• TASK DESCRIPTION: Return each line of the material verbatim.

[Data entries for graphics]
## Begin
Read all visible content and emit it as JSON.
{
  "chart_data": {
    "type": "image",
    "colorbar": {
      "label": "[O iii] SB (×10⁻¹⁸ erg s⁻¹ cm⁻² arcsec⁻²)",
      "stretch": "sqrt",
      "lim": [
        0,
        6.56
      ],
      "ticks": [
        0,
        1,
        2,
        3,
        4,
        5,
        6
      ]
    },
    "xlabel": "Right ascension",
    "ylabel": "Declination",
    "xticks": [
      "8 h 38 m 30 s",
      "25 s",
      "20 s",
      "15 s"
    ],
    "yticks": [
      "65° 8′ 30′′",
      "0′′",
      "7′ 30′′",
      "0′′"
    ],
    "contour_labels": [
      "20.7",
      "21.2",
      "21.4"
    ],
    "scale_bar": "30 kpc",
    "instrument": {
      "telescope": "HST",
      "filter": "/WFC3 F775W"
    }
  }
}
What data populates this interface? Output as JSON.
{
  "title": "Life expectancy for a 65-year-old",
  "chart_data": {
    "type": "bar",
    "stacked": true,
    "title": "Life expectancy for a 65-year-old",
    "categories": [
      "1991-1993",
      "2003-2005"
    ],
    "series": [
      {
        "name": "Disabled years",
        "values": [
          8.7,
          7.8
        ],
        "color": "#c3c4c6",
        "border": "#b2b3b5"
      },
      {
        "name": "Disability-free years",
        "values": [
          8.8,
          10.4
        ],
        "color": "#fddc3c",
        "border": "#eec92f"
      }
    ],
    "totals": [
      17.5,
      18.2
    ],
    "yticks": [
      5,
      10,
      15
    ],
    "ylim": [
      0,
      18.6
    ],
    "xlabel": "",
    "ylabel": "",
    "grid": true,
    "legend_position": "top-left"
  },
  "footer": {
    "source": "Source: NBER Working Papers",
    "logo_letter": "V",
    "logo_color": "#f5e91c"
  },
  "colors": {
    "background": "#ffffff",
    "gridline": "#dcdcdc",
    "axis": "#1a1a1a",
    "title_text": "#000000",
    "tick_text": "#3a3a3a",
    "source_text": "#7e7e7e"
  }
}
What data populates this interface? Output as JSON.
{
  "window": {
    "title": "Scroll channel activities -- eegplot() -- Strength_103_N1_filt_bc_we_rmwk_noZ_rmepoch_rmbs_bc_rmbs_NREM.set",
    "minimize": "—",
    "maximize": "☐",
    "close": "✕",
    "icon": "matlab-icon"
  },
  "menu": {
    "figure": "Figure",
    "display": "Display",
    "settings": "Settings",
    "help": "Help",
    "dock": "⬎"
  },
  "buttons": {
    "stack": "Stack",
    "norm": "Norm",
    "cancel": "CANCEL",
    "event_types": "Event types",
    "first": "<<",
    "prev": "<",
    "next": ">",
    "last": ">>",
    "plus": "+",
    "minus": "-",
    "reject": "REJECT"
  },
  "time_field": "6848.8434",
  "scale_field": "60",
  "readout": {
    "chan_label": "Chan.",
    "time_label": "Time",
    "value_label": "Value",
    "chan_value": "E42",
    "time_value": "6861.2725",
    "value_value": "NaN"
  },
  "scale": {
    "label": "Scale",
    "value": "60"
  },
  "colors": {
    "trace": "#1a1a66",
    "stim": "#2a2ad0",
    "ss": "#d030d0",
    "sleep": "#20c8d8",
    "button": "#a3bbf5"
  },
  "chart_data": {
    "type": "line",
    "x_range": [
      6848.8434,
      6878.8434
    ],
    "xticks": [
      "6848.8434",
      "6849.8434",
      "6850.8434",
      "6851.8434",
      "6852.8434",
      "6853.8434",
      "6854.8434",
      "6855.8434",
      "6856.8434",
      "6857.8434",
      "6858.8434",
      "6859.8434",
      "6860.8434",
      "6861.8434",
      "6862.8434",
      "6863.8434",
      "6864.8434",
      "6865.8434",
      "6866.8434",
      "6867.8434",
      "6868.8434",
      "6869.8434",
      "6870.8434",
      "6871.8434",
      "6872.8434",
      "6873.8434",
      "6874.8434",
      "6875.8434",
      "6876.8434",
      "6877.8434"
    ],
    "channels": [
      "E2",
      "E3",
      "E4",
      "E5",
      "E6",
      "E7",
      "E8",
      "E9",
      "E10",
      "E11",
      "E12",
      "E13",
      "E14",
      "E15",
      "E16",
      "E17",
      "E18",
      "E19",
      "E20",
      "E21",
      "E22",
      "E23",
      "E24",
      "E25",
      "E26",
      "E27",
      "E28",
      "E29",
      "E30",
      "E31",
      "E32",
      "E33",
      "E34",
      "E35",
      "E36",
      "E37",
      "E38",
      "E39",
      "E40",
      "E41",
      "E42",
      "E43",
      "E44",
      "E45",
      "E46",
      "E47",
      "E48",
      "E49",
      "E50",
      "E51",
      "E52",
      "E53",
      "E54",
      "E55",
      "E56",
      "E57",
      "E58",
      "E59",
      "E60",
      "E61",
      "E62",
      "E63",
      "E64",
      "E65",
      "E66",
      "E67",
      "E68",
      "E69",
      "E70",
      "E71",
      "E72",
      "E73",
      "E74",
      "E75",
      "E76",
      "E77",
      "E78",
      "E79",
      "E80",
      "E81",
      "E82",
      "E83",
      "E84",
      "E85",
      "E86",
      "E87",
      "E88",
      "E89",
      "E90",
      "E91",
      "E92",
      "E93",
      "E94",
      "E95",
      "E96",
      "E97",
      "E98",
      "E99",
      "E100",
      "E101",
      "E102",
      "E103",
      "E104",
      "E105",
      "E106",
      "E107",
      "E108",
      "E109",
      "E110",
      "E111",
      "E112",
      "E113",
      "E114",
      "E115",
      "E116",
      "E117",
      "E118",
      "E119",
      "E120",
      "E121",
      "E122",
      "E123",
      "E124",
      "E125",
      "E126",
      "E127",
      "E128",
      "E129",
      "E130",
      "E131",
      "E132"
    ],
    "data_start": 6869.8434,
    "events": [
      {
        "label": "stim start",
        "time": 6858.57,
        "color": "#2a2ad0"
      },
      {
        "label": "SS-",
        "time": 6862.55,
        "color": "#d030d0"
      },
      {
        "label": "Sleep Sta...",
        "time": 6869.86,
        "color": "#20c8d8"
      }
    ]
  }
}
## End
• OUTPUT OF THE TASK:
Read all visible content and emit it as JSON.
{
  "chart_data": {
    "type": "image",
    "colorbar": {
      "label": "[O iii] SB (×10⁻¹⁸ erg s⁻¹ cm⁻² arcsec⁻²)",
      "stretch": "sqrt",
      "lim": [
        0,
        6.56
      ],
      "ticks": [
        0,
        1,
        2,
        3,
        4,
        5,
        6
      ]
    },
    "xlabel": "Right ascension",
    "ylabel": "Declination",
    "xticks": [
      "8 h 38 m 30 s",
      "25 s",
      "20 s",
      "15 s"
    ],
    "yticks": [
      "65° 8′ 30′′",
      "0′′",
      "7′ 30′′",
      "0′′"
    ],
    "contour_labels": [
      "20.7",
      "21.2",
      "21.4"
    ],
    "scale_bar": "30 kpc",
    "instrument": {
      "telescope": "HST",
      "filter": "/WFC3 F775W"
    }
  }
}
What data populates this interface? Output as JSON.
{
  "title": "Life expectancy for a 65-year-old",
  "chart_data": {
    "type": "bar",
    "stacked": true,
    "title": "Life expectancy for a 65-year-old",
    "categories": [
      "1991-1993",
      "2003-2005"
    ],
    "series": [
      {
        "name": "Disabled years",
        "values": [
          8.7,
          7.8
        ],
        "color": "#c3c4c6",
        "border": "#b2b3b5"
      },
      {
        "name": "Disability-free years",
        "values": [
          8.8,
          10.4
        ],
        "color": "#fddc3c",
        "border": "#eec92f"
      }
    ],
    "totals": [
      17.5,
      18.2
    ],
    "yticks": [
      5,
      10,
      15
    ],
    "ylim": [
      0,
      18.6
    ],
    "xlabel": "",
    "ylabel": "",
    "grid": true,
    "legend_position": "top-left"
  },
  "footer": {
    "source": "Source: NBER Working Papers",
    "logo_letter": "V",
    "logo_color": "#f5e91c"
  },
  "colors": {
    "background": "#ffffff",
    "gridline": "#dcdcdc",
    "axis": "#1a1a1a",
    "title_text": "#000000",
    "tick_text": "#3a3a3a",
    "source_text": "#7e7e7e"
  }
}
What data populates this interface? Output as JSON.
{
  "window": {
    "title": "Scroll channel activities -- eegplot() -- Strength_103_N1_filt_bc_we_rmwk_noZ_rmepoch_rmbs_bc_rmbs_NREM.set",
    "minimize": "—",
    "maximize": "☐",
    "close": "✕",
    "icon": "matlab-icon"
  },
  "menu": {
    "figure": "Figure",
    "display": "Display",
    "settings": "Settings",
    "help": "Help",
    "dock": "⬎"
  },
  "buttons": {
    "stack": "Stack",
    "norm": "Norm",
    "cancel": "CANCEL",
    "event_types": "Event types",
    "first": "<<",
    "prev": "<",
    "next": ">",
    "last": ">>",
    "plus": "+",
    "minus": "-",
    "reject": "REJECT"
  },
  "time_field": "6848.8434",
  "scale_field": "60",
  "readout": {
    "chan_label": "Chan.",
    "time_label": "Time",
    "value_label": "Value",
    "chan_value": "E42",
    "time_value": "6861.2725",
    "value_value": "NaN"
  },
  "scale": {
    "label": "Scale",
    "value": "60"
  },
  "colors": {
    "trace": "#1a1a66",
    "stim": "#2a2ad0",
    "ss": "#d030d0",
    "sleep": "#20c8d8",
    "button": "#a3bbf5"
  },
  "chart_data": {
    "type": "line",
    "x_range": [
      6848.8434,
      6878.8434
    ],
    "xticks": [
      "6848.8434",
      "6849.8434",
      "6850.8434",
      "6851.8434",
      "6852.8434",
      "6853.8434",
      "6854.8434",
      "6855.8434",
      "6856.8434",
      "6857.8434",
      "6858.8434",
      "6859.8434",
      "6860.8434",
      "6861.8434",
      "6862.8434",
      "6863.8434",
      "6864.8434",
      "6865.8434",
      "6866.8434",
      "6867.8434",
      "6868.8434",
      "6869.8434",
      "6870.8434",
      "6871.8434",
      "6872.8434",
      "6873.8434",
      "6874.8434",
      "6875.8434",
      "6876.8434",
      "6877.8434"
    ],
    "channels": [
      "E2",
      "E3",
      "E4",
      "E5",
      "E6",
      "E7",
      "E8",
      "E9",
      "E10",
      "E11",
      "E12",
      "E13",
      "E14",
      "E15",
      "E16",
      "E17",
      "E18",
      "E19",
      "E20",
      "E21",
      "E22",
      "E23",
      "E24",
      "E25",
      "E26",
      "E27",
      "E28",
      "E29",
      "E30",
      "E31",
      "E32",
      "E33",
      "E34",
      "E35",
      "E36",
      "E37",
      "E38",
      "E39",
      "E40",
      "E41",
      "E42",
      "E43",
      "E44",
      "E45",
      "E46",
      "E47",
      "E48",
      "E49",
      "E50",
      "E51",
      "E52",
      "E53",
      "E54",
      "E55",
      "E56",
      "E57",
      "E58",
      "E59",
      "E60",
      "E61",
      "E62",
      "E63",
      "E64",
      "E65",
      "E66",
      "E67",
      "E68",
      "E69",
      "E70",
      "E71",
      "E72",
      "E73",
      "E74",
      "E75",
      "E76",
      "E77",
      "E78",
      "E79",
      "E80",
      "E81",
      "E82",
      "E83",
      "E84",
      "E85",
      "E86",
      "E87",
      "E88",
      "E89",
      "E90",
      "E91",
      "E92",
      "E93",
      "E94",
      "E95",
      "E96",
      "E97",
      "E98",
      "E99",
      "E100",
      "E101",
      "E102",
      "E103",
      "E104",
      "E105",
      "E106",
      "E107",
      "E108",
      "E109",
      "E110",
      "E111",
      "E112",
      "E113",
      "E114",
      "E115",
      "E116",
      "E117",
      "E118",
      "E119",
      "E120",
      "E121",
      "E122",
      "E123",
      "E124",
      "E125",
      "E126",
      "E127",
      "E128",
      "E129",
      "E130",
      "E131",
      "E132"
    ],
    "data_start": 6869.8434,
    "events": [
      {
        "label": "stim start",
        "time": 6858.57,
        "color": "#2a2ad0"
      },
      {
        "label": "SS-",
        "time": 6862.55,
        "color": "#d030d0"
      },
      {
        "label": "Sleep Sta...",
        "time": 6869.86,
        "color": "#20c8d8"
      }
    ]
  }
}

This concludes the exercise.